* EXERCISE DETAILS
From the listing below, copy every line with the word "after".

========================================================================

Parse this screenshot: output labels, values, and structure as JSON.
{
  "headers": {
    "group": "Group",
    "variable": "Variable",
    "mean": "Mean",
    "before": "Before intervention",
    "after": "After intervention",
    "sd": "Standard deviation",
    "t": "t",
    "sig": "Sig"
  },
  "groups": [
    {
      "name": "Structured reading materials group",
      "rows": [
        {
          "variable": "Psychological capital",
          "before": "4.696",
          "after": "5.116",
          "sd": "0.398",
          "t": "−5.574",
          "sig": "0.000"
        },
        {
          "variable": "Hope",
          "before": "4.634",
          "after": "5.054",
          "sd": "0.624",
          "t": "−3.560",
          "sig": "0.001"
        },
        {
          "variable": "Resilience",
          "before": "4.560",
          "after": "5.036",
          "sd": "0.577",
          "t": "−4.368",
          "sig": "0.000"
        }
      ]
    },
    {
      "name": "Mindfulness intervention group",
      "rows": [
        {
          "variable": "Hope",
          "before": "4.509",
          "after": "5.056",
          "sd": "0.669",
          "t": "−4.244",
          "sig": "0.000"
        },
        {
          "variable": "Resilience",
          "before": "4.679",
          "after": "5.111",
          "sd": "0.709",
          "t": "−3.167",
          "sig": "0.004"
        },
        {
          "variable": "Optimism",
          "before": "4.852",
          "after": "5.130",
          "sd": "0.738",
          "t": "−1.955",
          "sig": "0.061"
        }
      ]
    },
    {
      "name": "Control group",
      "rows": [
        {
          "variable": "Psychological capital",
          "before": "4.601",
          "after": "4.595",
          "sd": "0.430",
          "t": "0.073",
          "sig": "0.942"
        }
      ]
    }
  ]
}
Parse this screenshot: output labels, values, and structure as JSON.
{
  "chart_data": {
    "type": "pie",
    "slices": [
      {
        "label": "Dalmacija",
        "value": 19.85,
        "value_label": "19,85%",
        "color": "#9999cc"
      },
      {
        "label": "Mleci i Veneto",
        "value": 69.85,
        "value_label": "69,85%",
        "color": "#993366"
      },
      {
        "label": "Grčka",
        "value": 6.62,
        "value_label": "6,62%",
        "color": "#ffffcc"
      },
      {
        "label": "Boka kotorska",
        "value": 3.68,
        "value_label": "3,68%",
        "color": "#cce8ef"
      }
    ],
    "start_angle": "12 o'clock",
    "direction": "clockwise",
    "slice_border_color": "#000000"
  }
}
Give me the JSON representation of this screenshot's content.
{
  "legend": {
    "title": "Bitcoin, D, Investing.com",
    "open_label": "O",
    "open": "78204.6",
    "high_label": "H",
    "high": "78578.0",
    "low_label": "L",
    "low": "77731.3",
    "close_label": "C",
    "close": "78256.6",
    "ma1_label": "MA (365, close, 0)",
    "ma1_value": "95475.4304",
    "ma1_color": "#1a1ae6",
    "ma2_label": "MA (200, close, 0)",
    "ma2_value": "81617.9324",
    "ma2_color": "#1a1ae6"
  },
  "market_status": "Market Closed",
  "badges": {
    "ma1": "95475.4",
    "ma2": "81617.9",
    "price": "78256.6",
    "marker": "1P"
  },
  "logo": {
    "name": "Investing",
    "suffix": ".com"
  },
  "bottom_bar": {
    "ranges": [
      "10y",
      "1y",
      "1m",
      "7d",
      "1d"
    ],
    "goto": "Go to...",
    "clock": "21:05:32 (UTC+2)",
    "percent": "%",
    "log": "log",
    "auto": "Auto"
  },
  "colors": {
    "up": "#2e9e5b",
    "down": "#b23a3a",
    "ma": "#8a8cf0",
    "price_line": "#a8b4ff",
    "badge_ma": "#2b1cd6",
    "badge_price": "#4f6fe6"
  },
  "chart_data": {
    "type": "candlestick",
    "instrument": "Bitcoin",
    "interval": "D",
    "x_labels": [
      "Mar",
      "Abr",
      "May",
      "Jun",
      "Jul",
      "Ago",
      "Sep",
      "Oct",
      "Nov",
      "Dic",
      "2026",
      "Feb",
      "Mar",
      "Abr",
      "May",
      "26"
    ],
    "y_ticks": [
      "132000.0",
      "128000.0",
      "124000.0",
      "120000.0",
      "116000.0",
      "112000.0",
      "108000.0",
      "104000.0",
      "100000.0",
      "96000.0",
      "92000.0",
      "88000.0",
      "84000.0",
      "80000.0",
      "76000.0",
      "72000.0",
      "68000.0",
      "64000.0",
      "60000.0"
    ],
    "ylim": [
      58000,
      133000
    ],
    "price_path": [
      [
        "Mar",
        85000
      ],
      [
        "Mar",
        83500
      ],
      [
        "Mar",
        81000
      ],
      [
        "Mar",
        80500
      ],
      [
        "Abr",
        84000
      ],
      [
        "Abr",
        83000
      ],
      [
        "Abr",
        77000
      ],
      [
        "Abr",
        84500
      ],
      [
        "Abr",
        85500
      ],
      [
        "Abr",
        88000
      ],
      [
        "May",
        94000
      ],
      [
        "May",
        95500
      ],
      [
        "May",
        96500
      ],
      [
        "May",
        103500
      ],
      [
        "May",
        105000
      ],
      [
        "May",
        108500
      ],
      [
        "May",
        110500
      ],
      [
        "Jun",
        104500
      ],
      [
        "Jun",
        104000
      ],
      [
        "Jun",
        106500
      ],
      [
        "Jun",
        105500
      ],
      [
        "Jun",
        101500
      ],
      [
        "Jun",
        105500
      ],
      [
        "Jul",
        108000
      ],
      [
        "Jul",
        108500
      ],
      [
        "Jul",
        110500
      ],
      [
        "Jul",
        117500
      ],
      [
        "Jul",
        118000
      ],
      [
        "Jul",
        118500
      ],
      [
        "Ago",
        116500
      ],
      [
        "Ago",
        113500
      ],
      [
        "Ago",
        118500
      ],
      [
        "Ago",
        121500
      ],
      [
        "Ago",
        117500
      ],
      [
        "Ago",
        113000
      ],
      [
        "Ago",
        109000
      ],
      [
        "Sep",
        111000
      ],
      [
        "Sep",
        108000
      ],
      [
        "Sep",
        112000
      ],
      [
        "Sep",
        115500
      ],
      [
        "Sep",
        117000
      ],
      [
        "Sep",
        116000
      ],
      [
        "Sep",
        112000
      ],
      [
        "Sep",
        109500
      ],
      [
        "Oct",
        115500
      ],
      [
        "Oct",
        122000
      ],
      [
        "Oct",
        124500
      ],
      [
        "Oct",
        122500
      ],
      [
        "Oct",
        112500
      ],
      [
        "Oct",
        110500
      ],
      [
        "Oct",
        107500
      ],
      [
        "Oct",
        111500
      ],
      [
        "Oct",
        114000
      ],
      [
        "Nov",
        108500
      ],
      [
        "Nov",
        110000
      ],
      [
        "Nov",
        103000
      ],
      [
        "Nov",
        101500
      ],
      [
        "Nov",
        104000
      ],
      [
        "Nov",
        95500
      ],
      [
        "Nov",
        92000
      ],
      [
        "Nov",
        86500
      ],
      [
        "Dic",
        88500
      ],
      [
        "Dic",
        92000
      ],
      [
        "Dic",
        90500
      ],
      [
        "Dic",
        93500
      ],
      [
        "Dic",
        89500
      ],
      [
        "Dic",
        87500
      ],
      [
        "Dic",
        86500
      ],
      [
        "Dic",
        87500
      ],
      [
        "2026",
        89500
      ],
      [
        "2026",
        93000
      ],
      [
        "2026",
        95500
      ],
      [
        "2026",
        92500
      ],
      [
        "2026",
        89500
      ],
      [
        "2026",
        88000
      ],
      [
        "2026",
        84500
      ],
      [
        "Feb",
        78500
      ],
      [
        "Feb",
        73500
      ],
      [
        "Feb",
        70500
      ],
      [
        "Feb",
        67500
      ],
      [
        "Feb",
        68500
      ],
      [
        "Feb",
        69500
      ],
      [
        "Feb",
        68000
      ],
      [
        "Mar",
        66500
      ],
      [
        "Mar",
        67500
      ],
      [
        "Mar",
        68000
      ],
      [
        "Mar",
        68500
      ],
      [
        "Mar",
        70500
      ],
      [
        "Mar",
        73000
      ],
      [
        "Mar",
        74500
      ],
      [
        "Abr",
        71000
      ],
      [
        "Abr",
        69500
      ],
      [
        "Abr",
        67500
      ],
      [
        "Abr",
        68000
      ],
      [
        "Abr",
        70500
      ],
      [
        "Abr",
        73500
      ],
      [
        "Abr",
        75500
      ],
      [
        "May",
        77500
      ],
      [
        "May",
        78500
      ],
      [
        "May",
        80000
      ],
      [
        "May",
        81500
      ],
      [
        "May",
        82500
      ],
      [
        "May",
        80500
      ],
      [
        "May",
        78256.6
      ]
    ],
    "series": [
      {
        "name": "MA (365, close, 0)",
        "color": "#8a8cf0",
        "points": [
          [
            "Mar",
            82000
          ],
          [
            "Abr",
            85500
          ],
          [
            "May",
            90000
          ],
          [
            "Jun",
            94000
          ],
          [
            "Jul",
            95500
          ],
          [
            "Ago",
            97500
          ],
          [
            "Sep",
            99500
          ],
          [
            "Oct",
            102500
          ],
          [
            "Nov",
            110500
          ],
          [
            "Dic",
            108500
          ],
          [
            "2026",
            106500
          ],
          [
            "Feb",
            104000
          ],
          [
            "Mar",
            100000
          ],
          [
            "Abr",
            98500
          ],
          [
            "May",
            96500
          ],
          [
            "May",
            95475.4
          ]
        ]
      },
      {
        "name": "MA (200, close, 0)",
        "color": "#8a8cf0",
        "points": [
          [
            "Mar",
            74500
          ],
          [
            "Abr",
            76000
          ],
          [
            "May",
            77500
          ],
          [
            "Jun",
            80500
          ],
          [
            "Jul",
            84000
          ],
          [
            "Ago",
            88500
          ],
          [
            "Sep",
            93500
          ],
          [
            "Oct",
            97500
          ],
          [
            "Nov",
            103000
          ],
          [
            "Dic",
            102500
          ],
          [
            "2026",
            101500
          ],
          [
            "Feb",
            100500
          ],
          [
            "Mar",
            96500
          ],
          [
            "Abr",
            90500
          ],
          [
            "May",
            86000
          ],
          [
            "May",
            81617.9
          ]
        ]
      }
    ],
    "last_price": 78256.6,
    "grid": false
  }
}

========================================================================

* TASK RESULT
    "after": "After intervention",
          "after": "5.116",
          "after": "5.054",
          "after": "5.036",
          "after": "5.056",
          "after": "5.111",
          "after": "5.130",
          "after": "4.595",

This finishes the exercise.